• [Written task]
Write out the listing below without alteration, omitting its pictures.

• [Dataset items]
Start
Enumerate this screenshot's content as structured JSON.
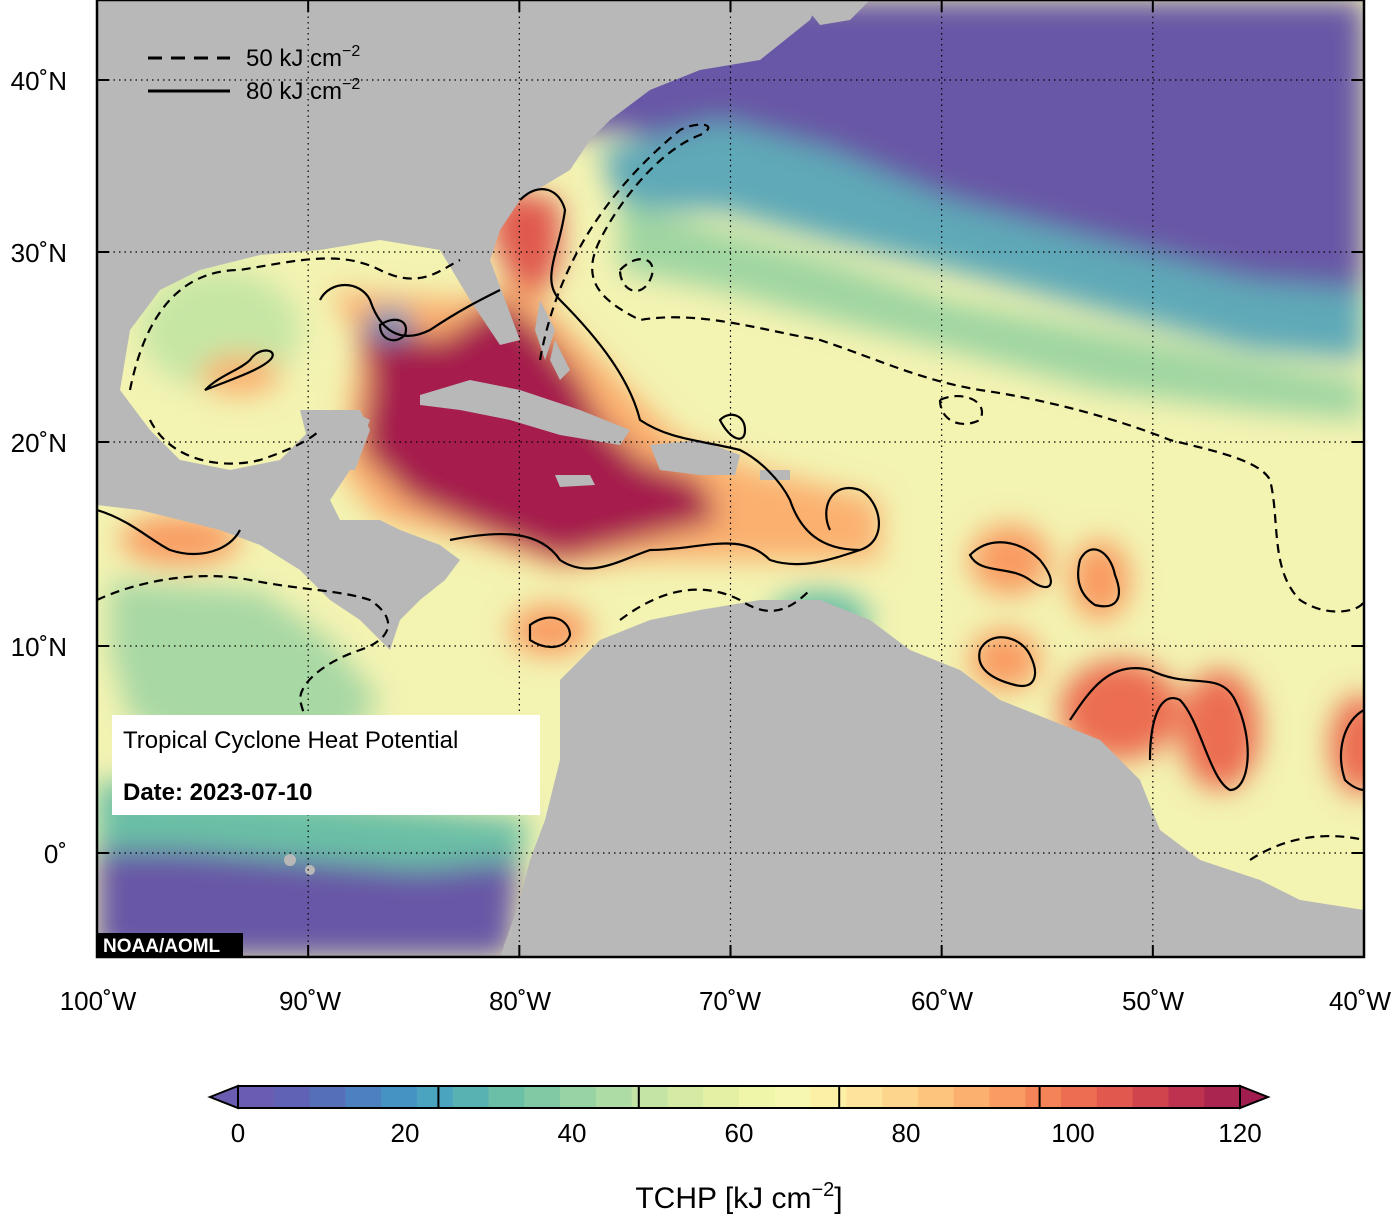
{
  "map": {
    "title": "Tropical Cyclone Heat Potential",
    "date_label": "Date: 2023-07-10",
    "credit": "NOAA/AOML",
    "lat_labels": [
      "40˚N",
      "30˚N",
      "20˚N",
      "10˚N",
      "0˚"
    ],
    "lon_labels": [
      "100˚W",
      "90˚W",
      "80˚W",
      "70˚W",
      "60˚W",
      "50˚W",
      "40˚W"
    ],
    "extent": {
      "lon": [
        -100,
        -40
      ],
      "lat": [
        -5,
        45
      ]
    }
  },
  "contour_legend": {
    "items": [
      {
        "style": "dashed",
        "value": "50",
        "unit": "kJ cm",
        "exp": "−2"
      },
      {
        "style": "solid",
        "value": "80",
        "unit": "kJ cm",
        "exp": "−2"
      }
    ]
  },
  "colorbar": {
    "ticks": [
      "0",
      "20",
      "40",
      "60",
      "80",
      "100",
      "120"
    ],
    "label": "TCHP [kJ cm",
    "label_exp": "−2",
    "label_close": "]",
    "min": 0,
    "max": 120,
    "colors": [
      "#6a5cb0",
      "#5f62b5",
      "#5670b8",
      "#4d80be",
      "#4593c3",
      "#4aa3bf",
      "#57b2b1",
      "#6bbfa6",
      "#80c9a4",
      "#98d3a3",
      "#aedca5",
      "#c3e4a4",
      "#d5eba3",
      "#e4f1a4",
      "#eff5a9",
      "#f6f7b0",
      "#fbf0a6",
      "#fde49a",
      "#fdd58c",
      "#fcc47d",
      "#fbb06f",
      "#f99b62",
      "#f48458",
      "#ec6d51",
      "#e0584e",
      "#d0444e",
      "#bd334f",
      "#aa2550"
    ],
    "under_color": "#6a5cb0",
    "over_color": "#a11c4f"
  },
  "colors": {
    "land": "#b8b8b8",
    "cold": "#6757a6",
    "hot": "#a51a4d",
    "neutral": "#f3f3b2"
  }
}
End
• [The result]
Enumerate this screenshot's content as structured JSON.
{
  "map": {
    "title": "Tropical Cyclone Heat Potential",
    "date_label": "Date: 2023-07-10",
    "credit": "NOAA/AOML",
    "lat_labels": [
      "40˚N",
      "30˚N",
      "20˚N",
      "10˚N",
      "0˚"
    ],
    "lon_labels": [
      "100˚W",
      "90˚W",
      "80˚W",
      "70˚W",
      "60˚W",
      "50˚W",
      "40˚W"
    ],
    "extent": {
      "lon": [
        -100,
        -40
      ],
      "lat": [
        -5,
        45
      ]
    }
  },
  "contour_legend": {
    "items": [
      {
        "style": "dashed",
        "value": "50",
        "unit": "kJ cm",
        "exp": "−2"
      },
      {
        "style": "solid",
        "value": "80",
        "unit": "kJ cm",
        "exp": "−2"
      }
    ]
  },
  "colorbar": {
    "ticks": [
      "0",
      "20",
      "40",
      "60",
      "80",
      "100",
      "120"
    ],
    "label": "TCHP [kJ cm",
    "label_exp": "−2",
    "label_close": "]",
    "min": 0,
    "max": 120,
    "colors": [
      "#6a5cb0",
      "#5f62b5",
      "#5670b8",
      "#4d80be",
      "#4593c3",
      "#4aa3bf",
      "#57b2b1",
      "#6bbfa6",
      "#80c9a4",
      "#98d3a3",
      "#aedca5",
      "#c3e4a4",
      "#d5eba3",
      "#e4f1a4",
      "#eff5a9",
      "#f6f7b0",
      "#fbf0a6",
      "#fde49a",
      "#fdd58c",
      "#fcc47d",
      "#fbb06f",
      "#f99b62",
      "#f48458",
      "#ec6d51",
      "#e0584e",
      "#d0444e",
      "#bd334f",
      "#aa2550"
    ],
    "under_color": "#6a5cb0",
    "over_color": "#a11c4f"
  },
  "colors": {
    "land": "#b8b8b8",
    "cold": "#6757a6",
    "hot": "#a51a4d",
    "neutral": "#f3f3b2"
  }
}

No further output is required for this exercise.